:: STATED EXERCISE ::
Look through the data below and report how many lines include "page". Only the number should be given.

[Stored items]
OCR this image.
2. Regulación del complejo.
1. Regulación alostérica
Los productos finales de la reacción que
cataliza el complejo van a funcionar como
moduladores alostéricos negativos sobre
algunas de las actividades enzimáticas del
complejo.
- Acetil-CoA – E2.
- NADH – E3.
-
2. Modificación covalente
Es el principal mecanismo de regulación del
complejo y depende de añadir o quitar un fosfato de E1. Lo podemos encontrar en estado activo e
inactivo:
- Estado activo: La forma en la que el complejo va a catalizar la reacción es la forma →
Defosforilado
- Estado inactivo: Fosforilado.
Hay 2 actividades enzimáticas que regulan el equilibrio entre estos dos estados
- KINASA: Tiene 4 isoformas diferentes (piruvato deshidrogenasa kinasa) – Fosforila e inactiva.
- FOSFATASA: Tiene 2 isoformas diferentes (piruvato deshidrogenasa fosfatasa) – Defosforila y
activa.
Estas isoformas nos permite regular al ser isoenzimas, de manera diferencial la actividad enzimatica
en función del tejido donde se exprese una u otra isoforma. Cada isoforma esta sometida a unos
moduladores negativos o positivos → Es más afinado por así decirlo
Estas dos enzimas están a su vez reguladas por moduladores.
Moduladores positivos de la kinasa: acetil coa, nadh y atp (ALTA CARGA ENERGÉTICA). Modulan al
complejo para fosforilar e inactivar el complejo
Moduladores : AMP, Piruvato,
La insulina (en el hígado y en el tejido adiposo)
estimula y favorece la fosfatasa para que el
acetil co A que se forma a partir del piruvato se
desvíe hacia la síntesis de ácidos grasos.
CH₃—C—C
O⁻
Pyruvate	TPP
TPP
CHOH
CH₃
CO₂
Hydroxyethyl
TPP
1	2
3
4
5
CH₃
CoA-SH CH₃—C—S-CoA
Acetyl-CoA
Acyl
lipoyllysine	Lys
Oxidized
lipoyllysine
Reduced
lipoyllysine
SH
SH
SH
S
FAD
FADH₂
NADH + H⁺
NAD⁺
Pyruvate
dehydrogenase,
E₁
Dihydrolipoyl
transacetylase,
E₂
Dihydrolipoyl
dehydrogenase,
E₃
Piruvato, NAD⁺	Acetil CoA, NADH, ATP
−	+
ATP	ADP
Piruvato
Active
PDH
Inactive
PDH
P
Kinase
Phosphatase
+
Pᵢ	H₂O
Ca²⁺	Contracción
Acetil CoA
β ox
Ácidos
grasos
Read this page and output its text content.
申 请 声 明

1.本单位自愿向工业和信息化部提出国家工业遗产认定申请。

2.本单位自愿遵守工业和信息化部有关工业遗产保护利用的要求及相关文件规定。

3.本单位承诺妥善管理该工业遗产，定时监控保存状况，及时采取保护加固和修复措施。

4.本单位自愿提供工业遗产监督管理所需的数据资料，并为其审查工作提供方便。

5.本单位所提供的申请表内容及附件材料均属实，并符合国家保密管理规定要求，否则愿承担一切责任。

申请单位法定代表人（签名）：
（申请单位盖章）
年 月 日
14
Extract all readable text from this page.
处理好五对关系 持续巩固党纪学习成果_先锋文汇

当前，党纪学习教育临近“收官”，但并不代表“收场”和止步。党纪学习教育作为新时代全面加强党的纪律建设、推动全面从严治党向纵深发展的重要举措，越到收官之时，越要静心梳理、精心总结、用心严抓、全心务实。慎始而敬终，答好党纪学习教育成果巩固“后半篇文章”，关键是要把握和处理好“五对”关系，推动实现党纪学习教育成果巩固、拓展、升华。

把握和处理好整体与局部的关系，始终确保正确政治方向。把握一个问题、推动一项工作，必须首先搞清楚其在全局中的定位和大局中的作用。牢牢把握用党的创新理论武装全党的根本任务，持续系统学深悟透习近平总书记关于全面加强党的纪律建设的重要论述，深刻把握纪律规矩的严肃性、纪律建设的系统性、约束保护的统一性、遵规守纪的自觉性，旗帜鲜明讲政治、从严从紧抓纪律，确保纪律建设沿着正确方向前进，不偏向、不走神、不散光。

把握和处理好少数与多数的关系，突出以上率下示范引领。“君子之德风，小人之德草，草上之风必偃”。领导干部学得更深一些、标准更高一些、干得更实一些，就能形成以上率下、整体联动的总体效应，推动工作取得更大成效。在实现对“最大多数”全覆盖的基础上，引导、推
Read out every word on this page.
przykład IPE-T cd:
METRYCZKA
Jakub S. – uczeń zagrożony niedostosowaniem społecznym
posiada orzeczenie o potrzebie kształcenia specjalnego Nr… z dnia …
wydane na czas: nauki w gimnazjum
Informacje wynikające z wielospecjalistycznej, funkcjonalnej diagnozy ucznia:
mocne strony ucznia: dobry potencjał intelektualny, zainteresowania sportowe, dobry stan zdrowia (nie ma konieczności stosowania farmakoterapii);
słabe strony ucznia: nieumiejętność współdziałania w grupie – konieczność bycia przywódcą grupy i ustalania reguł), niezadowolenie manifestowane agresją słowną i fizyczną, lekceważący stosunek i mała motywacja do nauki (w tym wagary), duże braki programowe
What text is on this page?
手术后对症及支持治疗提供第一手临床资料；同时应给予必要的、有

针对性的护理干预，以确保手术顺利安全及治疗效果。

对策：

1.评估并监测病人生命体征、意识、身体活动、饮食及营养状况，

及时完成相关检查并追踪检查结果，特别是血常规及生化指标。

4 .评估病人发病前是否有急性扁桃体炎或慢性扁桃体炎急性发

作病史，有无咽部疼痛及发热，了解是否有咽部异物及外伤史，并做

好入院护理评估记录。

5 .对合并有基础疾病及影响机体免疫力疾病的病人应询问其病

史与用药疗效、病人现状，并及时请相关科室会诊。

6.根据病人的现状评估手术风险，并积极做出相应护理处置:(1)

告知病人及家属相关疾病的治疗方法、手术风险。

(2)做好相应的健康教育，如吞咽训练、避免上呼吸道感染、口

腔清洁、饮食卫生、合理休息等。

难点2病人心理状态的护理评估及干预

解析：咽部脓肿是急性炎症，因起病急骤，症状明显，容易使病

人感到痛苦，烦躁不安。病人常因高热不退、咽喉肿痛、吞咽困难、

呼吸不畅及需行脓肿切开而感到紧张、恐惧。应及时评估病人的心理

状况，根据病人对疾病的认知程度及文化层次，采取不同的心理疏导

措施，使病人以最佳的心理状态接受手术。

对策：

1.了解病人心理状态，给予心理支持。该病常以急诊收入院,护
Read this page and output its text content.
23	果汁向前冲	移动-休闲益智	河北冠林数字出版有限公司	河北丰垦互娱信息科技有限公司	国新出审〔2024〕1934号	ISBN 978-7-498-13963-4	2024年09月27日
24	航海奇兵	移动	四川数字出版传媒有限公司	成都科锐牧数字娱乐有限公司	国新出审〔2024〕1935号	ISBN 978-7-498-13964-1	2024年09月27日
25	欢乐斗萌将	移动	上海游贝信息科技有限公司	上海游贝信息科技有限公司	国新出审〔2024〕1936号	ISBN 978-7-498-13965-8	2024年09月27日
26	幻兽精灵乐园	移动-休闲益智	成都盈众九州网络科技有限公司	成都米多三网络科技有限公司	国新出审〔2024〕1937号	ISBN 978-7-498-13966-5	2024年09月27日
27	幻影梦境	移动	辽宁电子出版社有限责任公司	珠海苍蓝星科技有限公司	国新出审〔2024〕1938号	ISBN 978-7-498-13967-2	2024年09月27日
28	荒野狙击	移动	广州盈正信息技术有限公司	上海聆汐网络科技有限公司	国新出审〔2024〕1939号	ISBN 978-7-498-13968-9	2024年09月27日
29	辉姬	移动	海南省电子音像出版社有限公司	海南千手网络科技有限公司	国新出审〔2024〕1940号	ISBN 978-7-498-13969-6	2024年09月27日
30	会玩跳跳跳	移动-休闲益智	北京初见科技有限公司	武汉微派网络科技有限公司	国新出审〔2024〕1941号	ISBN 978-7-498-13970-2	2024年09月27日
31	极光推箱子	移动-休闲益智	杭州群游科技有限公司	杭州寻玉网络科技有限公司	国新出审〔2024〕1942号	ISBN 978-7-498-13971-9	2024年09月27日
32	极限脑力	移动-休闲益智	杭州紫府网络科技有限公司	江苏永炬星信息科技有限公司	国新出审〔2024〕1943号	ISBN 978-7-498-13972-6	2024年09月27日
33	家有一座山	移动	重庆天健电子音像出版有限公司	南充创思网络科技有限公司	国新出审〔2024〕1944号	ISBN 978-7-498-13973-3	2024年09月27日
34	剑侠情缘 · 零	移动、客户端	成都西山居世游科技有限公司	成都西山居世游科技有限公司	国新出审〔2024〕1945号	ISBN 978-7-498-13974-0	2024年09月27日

:: REPLY TO THE TASK ::
5